— Start Available records —

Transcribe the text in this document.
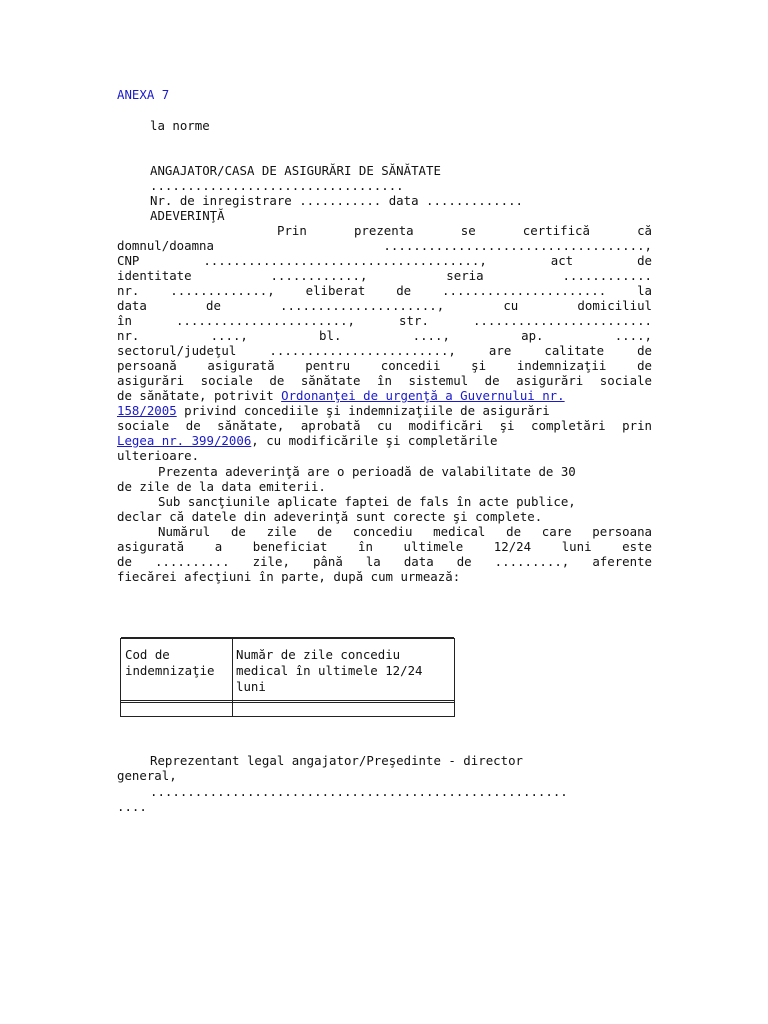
ANEXA 7
la norme
ANGAJATOR/CASA DE ASIGURĂRI DE SĂNĂTATE
..................................
Nr. de inregistrare ........... data .............
ADEVERINŢĂ
Prin prezenta se certifică că
domnul/doamna ...................................,
CNP ....................................., act de
identitate ............, seria ............
nr. ............., eliberat de ...................... la
data de ....................., cu domiciliul
în ......................., str. ........................
nr. ...., bl. ...., ap. ....,
sectorul/judeţul ........................, are calitate de
persoană asigurată pentru concedii şi indemnizaţii de
asigurări sociale de sănătate în sistemul de asigurări sociale
de sănătate, potrivit Ordonanţei de urgenţă a Guvernului nr.
158/2005 privind concediile şi indemnizaţiile de asigurări
sociale de sănătate, aprobată cu modificări şi completări prin
Legea nr. 399/2006, cu modificările şi completările
ulterioare.
Prezenta adeverinţă are o perioadă de valabilitate de 30
de zile de la data emiterii.
Sub sancţiunile aplicate faptei de fals în acte publice,
declar că datele din adeverinţă sunt corecte şi complete.
Numărul de zile de concediu medical de care persoana
asigurată a beneficiat în ultimele 12/24 luni este
de .......... zile, până la data de ........., aferente
fiecărei afecţiuni în parte, după cum urmează:
Cod de
indemnizaţie
Număr de zile concediu
medical în ultimele 12/24
luni
Reprezentant legal angajator/Preşedinte - director
general,
........................................................
....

— End Available records —

> [What you should do]: Working from the listing above, pick out every line that has "asigurată" and copy it.

> [Exercise solution]:
persoană asigurată pentru concedii şi indemnizaţii de
asigurată a beneficiat în ultimele 12/24 luni este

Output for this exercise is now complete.